[Begin DATASET CONTENT]

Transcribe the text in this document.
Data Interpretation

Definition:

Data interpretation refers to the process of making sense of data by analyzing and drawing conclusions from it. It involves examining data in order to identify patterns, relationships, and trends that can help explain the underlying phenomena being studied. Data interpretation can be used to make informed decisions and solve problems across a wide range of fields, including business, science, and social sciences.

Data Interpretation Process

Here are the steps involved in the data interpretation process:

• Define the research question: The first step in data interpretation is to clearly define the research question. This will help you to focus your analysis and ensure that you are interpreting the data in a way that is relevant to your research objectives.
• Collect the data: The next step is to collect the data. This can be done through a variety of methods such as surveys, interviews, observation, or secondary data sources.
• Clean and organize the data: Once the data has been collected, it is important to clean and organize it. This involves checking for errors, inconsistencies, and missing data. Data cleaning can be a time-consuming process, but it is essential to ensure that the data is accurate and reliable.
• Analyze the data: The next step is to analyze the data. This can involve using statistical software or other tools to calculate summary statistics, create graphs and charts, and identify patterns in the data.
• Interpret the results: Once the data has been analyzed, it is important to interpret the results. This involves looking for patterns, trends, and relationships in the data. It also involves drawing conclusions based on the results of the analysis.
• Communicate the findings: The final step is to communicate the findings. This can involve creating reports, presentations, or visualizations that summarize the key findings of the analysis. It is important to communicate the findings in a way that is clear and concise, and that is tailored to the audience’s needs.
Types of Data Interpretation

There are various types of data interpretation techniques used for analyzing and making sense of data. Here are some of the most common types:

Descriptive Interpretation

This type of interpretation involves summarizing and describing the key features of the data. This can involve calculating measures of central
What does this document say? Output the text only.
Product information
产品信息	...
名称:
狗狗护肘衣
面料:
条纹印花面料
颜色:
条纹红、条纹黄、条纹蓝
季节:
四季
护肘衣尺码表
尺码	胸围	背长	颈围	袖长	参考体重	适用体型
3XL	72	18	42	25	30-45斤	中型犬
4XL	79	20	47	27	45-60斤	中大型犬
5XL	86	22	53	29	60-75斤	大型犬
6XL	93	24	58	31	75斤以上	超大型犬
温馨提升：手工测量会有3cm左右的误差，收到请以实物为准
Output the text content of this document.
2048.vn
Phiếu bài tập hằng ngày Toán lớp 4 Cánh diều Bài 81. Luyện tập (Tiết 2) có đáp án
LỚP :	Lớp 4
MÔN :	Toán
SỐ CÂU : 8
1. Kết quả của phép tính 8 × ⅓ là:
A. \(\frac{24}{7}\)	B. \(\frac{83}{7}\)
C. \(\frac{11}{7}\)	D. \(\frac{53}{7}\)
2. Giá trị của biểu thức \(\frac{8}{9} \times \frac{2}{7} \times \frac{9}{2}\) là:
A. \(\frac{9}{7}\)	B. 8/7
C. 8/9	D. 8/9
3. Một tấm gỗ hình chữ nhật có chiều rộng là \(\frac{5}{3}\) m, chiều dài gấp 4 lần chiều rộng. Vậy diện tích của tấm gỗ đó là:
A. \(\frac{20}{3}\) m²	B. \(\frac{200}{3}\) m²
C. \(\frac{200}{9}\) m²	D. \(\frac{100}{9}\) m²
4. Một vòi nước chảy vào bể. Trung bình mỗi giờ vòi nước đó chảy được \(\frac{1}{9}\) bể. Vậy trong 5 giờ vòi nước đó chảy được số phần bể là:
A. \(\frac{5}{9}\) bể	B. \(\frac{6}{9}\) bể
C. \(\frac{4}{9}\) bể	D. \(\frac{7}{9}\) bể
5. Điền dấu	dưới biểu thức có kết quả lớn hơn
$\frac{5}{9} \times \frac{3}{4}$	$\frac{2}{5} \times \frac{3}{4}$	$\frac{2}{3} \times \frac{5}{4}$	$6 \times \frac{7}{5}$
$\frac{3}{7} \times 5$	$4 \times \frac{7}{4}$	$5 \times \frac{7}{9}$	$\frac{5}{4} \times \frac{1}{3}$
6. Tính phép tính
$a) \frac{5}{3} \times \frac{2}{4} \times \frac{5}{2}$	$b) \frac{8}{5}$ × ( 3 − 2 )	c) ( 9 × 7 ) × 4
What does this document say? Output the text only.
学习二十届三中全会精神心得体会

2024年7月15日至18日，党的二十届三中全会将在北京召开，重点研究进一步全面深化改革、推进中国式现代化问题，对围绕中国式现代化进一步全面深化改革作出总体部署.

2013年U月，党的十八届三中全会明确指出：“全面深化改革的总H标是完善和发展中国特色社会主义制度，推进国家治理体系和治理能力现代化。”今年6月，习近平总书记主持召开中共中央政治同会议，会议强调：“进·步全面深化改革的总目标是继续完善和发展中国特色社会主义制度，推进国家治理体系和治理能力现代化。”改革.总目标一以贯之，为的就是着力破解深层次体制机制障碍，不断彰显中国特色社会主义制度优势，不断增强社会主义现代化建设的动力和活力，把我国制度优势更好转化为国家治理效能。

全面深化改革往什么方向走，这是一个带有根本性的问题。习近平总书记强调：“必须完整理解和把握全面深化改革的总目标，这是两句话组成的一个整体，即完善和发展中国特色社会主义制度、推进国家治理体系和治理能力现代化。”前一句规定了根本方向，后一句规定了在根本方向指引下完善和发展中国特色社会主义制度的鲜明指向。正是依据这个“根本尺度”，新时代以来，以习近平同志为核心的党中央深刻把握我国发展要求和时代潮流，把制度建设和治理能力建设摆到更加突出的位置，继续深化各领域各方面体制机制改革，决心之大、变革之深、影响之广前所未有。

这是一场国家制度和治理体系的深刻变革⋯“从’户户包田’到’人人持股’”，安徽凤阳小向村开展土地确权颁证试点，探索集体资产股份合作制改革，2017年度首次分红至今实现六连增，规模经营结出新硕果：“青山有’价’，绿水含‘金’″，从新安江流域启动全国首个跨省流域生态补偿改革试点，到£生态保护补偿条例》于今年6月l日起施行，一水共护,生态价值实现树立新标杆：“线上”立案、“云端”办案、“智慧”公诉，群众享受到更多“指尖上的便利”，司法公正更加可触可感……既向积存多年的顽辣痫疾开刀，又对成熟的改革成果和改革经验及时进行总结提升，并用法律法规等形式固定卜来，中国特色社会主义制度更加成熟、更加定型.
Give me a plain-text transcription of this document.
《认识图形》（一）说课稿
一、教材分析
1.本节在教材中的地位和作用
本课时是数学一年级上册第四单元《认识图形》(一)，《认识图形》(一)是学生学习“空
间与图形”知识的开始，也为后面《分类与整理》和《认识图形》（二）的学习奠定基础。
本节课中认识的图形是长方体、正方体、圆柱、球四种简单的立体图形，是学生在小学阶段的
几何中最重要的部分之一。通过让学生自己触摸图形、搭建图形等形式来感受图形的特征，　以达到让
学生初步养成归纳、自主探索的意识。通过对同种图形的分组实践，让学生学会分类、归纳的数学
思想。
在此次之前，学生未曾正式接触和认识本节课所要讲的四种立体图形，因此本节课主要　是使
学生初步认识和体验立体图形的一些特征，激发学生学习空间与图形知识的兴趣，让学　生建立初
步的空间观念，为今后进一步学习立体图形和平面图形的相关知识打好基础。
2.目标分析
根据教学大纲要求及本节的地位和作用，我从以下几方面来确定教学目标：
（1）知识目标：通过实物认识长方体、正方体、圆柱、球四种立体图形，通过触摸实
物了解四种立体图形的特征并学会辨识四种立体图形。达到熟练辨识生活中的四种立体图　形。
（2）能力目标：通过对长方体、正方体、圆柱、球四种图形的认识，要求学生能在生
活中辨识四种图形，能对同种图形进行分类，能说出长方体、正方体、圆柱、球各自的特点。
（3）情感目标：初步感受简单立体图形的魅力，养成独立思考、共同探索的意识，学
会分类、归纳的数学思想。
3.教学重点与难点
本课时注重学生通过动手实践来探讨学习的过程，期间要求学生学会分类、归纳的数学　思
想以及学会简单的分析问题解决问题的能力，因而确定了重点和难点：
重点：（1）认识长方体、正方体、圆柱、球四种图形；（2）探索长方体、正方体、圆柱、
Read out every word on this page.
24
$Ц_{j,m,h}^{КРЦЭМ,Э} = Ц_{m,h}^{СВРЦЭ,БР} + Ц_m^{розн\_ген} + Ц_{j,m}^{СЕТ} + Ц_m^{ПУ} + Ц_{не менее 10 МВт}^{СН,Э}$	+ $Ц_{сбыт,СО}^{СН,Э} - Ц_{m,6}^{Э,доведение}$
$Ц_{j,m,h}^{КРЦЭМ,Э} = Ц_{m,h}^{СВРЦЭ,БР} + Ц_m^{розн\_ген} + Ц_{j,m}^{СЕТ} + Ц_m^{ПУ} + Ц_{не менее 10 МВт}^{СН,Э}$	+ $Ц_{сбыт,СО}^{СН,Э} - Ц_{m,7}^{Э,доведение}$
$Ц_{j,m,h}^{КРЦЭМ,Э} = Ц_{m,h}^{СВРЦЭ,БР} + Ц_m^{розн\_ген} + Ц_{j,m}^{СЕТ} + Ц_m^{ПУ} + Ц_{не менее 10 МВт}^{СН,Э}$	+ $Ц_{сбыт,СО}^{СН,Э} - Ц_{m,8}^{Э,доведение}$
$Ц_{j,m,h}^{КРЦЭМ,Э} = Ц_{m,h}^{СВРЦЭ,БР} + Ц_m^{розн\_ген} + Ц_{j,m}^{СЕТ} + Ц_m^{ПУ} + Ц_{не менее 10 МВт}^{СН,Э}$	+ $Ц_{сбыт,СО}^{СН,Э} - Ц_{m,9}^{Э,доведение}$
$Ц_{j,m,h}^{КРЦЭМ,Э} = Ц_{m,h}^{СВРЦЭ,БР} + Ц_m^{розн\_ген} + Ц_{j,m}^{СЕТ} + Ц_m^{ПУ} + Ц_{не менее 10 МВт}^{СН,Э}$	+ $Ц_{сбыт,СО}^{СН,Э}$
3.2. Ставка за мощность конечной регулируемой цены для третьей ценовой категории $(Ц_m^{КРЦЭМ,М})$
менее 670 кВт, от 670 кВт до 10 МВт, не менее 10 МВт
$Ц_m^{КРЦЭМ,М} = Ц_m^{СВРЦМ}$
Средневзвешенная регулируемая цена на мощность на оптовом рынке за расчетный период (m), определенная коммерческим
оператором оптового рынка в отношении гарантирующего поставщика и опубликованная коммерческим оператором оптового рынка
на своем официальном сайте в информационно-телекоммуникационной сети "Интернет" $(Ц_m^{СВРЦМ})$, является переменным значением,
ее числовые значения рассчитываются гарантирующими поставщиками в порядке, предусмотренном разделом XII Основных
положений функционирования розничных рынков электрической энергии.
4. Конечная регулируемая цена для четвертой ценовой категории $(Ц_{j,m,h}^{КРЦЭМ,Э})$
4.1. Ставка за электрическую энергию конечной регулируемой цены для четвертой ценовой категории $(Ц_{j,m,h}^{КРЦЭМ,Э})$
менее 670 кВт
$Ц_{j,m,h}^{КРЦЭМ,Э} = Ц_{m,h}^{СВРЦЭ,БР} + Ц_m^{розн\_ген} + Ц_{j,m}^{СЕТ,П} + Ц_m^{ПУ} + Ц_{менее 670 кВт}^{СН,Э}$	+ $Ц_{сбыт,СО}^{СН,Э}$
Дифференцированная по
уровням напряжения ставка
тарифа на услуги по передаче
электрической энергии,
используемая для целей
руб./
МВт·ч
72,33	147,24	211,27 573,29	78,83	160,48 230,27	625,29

[End DATASET CONTENT]

Return, from the data, each line that has the word "text" in it.

**OUTPUT FOR THIS EXERCISE**
Transcribe the text in this document.
What does this document say? Output the text only.
Output the text content of this document.
What does this document say? Output the text only.
Give me a plain-text transcription of this document.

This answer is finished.